Dataset rows
########################################

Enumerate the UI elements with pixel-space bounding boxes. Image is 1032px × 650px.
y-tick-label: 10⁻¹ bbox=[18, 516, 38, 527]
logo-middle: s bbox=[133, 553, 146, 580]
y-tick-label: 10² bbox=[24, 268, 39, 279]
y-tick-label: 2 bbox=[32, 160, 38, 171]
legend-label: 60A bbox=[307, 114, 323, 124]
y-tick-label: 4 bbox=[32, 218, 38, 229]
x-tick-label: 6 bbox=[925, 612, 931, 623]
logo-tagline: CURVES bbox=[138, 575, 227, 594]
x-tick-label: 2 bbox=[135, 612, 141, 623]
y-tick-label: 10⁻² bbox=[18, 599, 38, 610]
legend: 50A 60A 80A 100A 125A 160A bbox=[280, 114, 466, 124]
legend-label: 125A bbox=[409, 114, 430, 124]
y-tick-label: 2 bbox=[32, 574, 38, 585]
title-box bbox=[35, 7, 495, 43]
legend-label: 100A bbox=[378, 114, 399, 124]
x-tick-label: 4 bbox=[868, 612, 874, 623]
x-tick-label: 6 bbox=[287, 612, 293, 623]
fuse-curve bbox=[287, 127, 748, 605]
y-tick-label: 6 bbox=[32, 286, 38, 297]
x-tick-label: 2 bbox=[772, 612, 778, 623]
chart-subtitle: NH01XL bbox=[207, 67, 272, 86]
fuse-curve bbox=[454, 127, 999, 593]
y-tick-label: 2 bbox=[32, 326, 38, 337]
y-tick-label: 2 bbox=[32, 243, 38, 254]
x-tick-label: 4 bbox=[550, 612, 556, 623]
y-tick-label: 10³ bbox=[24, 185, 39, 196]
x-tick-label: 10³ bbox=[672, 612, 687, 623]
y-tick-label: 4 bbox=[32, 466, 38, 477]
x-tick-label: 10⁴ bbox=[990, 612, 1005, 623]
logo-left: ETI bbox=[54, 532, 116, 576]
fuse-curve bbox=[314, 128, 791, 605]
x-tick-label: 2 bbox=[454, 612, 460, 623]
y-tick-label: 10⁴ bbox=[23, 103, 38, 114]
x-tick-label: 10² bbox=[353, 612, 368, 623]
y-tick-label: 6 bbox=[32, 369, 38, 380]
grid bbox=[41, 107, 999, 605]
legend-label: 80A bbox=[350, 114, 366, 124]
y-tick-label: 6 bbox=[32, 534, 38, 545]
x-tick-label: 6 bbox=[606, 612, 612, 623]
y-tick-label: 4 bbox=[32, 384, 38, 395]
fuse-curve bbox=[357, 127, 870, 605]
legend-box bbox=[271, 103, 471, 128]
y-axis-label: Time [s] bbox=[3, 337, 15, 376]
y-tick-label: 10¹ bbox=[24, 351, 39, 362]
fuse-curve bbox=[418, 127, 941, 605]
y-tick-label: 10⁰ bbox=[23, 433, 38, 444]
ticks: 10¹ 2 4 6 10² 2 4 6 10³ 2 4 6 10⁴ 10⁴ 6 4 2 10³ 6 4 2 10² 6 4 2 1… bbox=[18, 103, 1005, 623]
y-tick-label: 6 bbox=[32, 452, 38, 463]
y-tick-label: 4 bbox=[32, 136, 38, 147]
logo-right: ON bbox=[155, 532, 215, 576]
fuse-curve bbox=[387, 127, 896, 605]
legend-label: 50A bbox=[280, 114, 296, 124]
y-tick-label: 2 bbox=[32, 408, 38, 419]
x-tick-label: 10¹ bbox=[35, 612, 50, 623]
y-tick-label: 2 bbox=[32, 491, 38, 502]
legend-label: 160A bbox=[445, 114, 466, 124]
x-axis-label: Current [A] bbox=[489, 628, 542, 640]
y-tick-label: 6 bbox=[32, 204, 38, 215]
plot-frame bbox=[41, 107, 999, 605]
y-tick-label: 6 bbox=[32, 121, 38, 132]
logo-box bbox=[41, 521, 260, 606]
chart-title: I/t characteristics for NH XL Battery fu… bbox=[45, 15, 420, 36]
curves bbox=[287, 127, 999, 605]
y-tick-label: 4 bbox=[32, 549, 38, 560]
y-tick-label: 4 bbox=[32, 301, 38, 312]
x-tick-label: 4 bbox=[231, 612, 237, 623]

########################################

TASK DIRECTIONS: Extract verbatim every line of the items from the first line through the line containing "y-tick-label: 2 bbox=[32, 160, 38, 171]", including both of those lines.

THE SOLUTION:
Enumerate the UI elements with pixel-space bounding boxes. Image is 1032px × 650px.
y-tick-label: 10⁻¹ bbox=[18, 516, 38, 527]
logo-middle: s bbox=[133, 553, 146, 580]
y-tick-label: 10² bbox=[24, 268, 39, 279]
y-tick-label: 2 bbox=[32, 160, 38, 171]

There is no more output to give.